## [Short problem]
Output the data word for word, dropping every image.

= = = = = = =

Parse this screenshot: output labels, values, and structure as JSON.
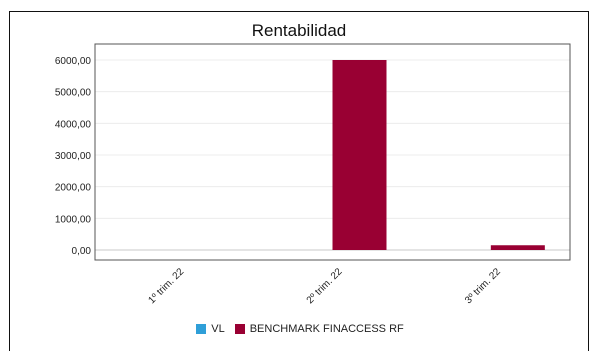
{
  "chart_data": {
    "type": "bar",
    "title": "Rentabilidad",
    "xlabel": "",
    "ylabel": "",
    "categories": [
      "1º trim. 22",
      "2º trim. 22",
      "3º trim. 22"
    ],
    "series": [
      {
        "name": "VL",
        "values": [
          0,
          0,
          0
        ],
        "color": "#2f9fd8"
      },
      {
        "name": "BENCHMARK FINACCESS RF",
        "values": [
          0,
          6000,
          150
        ],
        "color": "#990033"
      }
    ],
    "ylim": [
      0,
      6000
    ],
    "yticks": [
      "0,00",
      "1000,00",
      "2000,00",
      "3000,00",
      "4000,00",
      "5000,00",
      "6000,00"
    ],
    "grid": true,
    "legend_position": "bottom"
  }
}
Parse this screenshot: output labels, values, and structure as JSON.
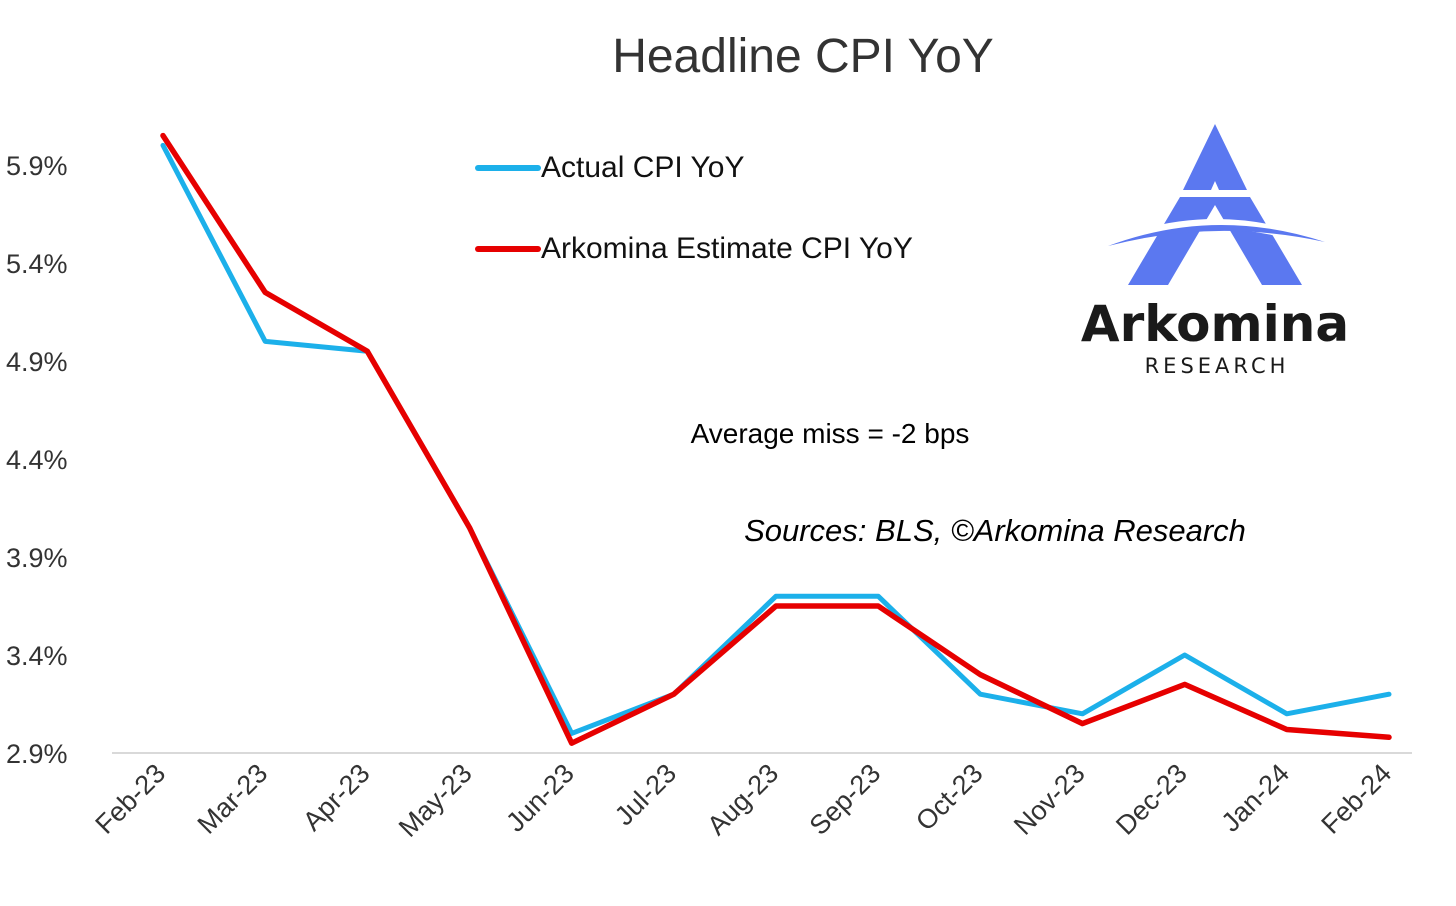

= = = = = = =

## [Exercise result]
Parse this screenshot: output labels, values, and structure as JSON.
{
  "chart_data": {
    "type": "bar",
    "title": "Rentabilidad",
    "xlabel": "",
    "ylabel": "",
    "categories": [
      "1º trim. 22",
      "2º trim. 22",
      "3º trim. 22"
    ],
    "series": [
      {
        "name": "VL",
        "values": [
          0,
          0,
          0
        ],
        "color": "#2f9fd8"
      },
      {
        "name": "BENCHMARK FINACCESS RF",
        "values": [
          0,
          6000,
          150
        ],
        "color": "#990033"
      }
    ],
    "ylim": [
      0,
      6000
    ],
    "yticks": [
      "0,00",
      "1000,00",
      "2000,00",
      "3000,00",
      "4000,00",
      "5000,00",
      "6000,00"
    ],
    "grid": true,
    "legend_position": "bottom"
  }
}
Parse this screenshot: output labels, values, and structure as JSON.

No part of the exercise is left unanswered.